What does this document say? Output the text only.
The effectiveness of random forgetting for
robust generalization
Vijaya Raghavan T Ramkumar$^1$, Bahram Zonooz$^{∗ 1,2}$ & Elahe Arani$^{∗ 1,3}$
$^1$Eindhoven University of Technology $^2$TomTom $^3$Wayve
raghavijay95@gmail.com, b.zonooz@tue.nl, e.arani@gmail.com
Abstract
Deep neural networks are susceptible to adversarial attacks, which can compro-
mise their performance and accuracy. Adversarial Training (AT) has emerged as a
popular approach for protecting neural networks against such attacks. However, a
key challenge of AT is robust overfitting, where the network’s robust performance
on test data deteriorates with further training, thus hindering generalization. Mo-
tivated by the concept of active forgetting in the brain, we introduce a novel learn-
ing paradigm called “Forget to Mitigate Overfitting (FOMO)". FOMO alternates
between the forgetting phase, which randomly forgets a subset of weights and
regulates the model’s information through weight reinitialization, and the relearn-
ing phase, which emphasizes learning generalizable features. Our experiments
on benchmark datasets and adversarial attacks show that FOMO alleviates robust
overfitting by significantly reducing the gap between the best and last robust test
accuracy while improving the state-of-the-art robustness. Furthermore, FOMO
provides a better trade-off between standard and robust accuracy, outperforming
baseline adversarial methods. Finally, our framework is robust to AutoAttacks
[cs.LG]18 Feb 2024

------------------------------------------------

Show all lines from the listing above in which "FOMO" appears.

--- Answer to the problem ---
ing paradigm called “Forget to Mitigate Overfitting (FOMO)". FOMO alternates
on benchmark datasets and adversarial attacks show that FOMO alleviates robust
accuracy while improving the state-of-the-art robustness. Furthermore, FOMO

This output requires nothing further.